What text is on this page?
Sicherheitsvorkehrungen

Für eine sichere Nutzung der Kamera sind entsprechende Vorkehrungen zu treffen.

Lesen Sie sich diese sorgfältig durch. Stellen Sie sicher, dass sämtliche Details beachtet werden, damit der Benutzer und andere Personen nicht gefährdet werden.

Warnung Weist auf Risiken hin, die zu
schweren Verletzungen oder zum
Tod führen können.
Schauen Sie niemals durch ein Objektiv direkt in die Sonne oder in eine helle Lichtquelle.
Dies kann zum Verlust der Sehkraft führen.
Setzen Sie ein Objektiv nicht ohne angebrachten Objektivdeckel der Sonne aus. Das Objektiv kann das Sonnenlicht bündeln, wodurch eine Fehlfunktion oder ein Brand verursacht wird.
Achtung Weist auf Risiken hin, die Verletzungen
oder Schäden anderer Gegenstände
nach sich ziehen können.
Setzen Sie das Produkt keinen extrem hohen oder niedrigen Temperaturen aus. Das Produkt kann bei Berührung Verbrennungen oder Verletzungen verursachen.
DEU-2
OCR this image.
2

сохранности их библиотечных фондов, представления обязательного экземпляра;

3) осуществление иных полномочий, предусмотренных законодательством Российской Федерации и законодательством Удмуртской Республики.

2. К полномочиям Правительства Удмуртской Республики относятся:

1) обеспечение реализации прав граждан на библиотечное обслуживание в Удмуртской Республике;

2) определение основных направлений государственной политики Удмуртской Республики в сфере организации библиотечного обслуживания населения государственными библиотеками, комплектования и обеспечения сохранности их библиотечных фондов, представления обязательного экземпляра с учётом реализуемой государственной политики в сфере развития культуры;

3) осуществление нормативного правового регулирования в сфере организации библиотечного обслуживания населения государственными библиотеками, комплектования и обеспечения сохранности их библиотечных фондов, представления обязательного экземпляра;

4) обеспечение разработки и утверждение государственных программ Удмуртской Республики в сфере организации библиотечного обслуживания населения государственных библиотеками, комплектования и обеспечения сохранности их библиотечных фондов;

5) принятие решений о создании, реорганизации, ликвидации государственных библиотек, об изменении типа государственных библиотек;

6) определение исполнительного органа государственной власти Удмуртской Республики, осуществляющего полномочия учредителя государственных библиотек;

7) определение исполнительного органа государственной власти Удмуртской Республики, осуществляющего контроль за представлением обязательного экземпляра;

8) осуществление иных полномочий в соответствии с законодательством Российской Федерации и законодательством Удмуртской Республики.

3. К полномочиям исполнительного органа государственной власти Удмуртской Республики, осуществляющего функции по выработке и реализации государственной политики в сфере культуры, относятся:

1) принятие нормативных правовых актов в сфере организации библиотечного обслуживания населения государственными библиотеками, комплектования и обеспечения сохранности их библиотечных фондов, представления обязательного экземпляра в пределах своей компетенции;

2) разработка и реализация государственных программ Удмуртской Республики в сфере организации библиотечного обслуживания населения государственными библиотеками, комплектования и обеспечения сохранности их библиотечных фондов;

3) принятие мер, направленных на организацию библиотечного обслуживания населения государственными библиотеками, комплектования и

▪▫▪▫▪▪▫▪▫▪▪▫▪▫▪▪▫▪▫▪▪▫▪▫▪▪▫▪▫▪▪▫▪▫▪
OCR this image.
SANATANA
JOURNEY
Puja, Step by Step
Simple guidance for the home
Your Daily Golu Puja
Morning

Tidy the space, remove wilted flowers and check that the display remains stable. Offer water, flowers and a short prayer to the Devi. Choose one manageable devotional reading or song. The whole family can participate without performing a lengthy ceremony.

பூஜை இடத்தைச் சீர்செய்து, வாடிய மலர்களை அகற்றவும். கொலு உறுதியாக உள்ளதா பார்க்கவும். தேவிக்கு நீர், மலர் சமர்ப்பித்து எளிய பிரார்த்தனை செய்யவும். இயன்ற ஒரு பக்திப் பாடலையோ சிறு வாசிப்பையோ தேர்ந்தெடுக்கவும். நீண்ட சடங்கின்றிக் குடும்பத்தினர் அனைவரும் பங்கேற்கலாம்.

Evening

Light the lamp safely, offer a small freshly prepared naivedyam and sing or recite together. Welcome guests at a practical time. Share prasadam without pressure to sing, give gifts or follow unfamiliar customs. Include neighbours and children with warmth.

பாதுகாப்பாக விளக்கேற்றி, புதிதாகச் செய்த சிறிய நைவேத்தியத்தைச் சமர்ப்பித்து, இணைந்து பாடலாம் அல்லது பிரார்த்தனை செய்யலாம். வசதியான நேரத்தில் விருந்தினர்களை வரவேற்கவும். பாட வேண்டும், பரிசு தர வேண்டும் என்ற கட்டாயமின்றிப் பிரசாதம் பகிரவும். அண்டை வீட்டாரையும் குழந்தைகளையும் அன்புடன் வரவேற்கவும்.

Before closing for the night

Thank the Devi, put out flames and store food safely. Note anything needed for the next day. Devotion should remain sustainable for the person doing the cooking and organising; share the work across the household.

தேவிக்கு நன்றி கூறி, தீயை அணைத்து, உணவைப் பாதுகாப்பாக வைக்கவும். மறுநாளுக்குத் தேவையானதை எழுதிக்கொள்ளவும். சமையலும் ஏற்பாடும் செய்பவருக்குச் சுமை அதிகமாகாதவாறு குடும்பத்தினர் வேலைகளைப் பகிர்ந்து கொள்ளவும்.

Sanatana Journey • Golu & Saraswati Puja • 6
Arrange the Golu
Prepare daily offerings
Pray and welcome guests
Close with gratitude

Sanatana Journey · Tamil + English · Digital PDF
---*---
**Work required:** Look through the material above and pick out each line holding the word "Setzen".

**Answer to the exercise:**
Setzen Sie ein Objektiv nicht ohne angebrachten Objektivdeckel der Sonne aus. Das Objektiv kann das Sonnenlicht bündeln, wodurch eine Fehlfunktion oder ein Brand verursacht wird.
Setzen Sie das Produkt keinen extrem hohen oder niedrigen Temperaturen aus. Das Produkt kann bei Berührung Verbrennungen oder Verletzungen verursachen.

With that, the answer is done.